• Your task: Reproduce all lines of the listing below in which the word "nejsložitější" occurs.

━━━━━ Provided records

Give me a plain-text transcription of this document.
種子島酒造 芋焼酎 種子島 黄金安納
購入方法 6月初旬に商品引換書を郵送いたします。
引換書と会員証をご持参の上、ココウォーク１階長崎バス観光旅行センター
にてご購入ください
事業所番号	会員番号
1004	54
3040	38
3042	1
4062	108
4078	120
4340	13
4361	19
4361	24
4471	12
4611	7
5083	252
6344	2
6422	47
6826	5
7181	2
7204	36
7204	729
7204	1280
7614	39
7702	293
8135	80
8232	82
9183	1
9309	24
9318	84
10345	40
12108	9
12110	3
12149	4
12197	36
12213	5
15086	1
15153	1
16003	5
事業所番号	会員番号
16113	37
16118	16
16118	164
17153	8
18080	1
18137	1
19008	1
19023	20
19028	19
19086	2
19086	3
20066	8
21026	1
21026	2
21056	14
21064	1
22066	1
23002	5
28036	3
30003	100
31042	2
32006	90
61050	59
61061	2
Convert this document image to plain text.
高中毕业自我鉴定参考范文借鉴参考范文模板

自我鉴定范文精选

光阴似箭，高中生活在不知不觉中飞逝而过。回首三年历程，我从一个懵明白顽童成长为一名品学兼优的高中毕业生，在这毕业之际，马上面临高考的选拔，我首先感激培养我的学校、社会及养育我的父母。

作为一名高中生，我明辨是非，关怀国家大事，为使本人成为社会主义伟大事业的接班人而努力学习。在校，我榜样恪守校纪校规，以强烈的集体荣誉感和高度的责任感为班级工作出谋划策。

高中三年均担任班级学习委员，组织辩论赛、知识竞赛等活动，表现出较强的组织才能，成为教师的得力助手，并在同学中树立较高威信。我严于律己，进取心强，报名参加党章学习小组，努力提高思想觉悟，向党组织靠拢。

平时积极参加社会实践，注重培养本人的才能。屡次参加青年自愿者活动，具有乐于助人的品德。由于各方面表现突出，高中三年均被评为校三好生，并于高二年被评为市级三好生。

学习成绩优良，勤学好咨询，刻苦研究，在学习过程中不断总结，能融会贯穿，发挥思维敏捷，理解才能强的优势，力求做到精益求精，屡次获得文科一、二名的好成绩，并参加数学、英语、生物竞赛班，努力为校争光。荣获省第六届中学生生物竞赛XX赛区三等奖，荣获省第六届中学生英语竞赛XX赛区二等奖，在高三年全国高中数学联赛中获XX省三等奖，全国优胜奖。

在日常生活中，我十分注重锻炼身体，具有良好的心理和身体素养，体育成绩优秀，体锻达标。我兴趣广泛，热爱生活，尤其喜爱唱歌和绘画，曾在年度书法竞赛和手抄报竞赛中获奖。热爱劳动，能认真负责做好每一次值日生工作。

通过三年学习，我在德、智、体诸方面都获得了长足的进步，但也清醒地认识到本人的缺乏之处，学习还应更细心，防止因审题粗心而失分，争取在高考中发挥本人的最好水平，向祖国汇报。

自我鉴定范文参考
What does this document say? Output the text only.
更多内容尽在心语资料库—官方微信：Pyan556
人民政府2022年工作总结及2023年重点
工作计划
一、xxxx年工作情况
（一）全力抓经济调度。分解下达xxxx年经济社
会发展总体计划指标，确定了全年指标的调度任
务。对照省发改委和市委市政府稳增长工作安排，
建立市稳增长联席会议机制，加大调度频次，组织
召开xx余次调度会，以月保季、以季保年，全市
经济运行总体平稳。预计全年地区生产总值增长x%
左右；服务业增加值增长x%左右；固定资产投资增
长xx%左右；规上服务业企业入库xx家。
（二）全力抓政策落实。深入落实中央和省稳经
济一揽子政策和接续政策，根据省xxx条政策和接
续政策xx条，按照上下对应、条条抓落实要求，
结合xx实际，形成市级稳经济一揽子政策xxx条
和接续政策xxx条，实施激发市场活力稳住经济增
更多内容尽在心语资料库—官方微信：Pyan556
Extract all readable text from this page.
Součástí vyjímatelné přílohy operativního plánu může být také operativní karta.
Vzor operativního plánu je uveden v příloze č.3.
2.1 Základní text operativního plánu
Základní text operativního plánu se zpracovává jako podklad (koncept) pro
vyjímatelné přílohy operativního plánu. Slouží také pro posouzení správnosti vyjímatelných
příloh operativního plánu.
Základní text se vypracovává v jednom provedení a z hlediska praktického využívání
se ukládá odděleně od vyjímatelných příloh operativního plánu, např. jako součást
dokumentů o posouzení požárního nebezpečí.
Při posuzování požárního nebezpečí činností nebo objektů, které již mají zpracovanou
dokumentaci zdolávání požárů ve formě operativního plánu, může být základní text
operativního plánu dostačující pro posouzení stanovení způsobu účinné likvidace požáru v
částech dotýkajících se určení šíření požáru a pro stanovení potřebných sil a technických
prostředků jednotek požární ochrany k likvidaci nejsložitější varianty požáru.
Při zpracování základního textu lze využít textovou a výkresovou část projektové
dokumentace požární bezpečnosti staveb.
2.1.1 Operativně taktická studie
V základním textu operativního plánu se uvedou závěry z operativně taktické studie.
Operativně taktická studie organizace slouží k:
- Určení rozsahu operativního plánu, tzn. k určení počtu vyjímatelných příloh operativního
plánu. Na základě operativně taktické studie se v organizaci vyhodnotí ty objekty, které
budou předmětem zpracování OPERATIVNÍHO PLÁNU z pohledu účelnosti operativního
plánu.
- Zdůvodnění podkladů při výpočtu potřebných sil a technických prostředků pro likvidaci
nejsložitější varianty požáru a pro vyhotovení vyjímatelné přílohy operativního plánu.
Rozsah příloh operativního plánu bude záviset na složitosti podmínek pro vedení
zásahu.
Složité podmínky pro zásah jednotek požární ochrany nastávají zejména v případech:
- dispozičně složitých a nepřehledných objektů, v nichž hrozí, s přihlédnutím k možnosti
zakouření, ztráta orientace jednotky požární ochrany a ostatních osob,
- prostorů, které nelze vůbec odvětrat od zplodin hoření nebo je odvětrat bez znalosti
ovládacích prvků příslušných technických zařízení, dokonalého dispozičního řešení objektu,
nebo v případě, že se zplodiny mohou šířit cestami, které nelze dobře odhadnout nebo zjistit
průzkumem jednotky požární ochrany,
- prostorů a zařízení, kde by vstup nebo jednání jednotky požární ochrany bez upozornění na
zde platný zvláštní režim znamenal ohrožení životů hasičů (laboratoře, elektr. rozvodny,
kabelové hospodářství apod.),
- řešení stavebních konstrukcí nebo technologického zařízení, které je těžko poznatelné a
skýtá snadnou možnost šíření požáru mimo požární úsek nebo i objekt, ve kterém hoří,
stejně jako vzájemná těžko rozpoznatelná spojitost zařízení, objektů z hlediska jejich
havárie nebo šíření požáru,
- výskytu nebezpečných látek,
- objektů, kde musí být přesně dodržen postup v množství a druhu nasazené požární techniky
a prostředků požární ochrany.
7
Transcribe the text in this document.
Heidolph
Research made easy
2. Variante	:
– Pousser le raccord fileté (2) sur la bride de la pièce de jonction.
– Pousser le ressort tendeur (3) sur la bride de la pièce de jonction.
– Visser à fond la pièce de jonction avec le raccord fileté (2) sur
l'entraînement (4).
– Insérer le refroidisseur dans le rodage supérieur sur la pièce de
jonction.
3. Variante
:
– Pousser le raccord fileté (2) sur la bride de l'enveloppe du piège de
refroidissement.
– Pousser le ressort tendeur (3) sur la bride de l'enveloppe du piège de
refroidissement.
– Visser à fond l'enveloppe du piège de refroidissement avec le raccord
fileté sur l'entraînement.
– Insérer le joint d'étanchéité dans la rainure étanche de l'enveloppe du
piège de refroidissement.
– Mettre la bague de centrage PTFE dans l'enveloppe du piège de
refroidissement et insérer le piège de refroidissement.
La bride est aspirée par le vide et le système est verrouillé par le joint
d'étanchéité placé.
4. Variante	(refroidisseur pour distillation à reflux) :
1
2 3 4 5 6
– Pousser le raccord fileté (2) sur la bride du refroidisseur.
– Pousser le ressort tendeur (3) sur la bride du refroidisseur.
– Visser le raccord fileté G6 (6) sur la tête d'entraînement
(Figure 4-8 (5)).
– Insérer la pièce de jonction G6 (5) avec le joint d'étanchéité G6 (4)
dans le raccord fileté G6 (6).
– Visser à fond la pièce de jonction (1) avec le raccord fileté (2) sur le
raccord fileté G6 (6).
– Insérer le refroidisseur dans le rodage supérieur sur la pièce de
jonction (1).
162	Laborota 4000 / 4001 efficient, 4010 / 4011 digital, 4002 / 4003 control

━━━━━━━━━━

• Task output:
prostředků jednotek požární ochrany k likvidaci nejsložitější varianty požáru.
nejsložitější varianty požáru a pro vyhotovení vyjímatelné přílohy operativního plánu.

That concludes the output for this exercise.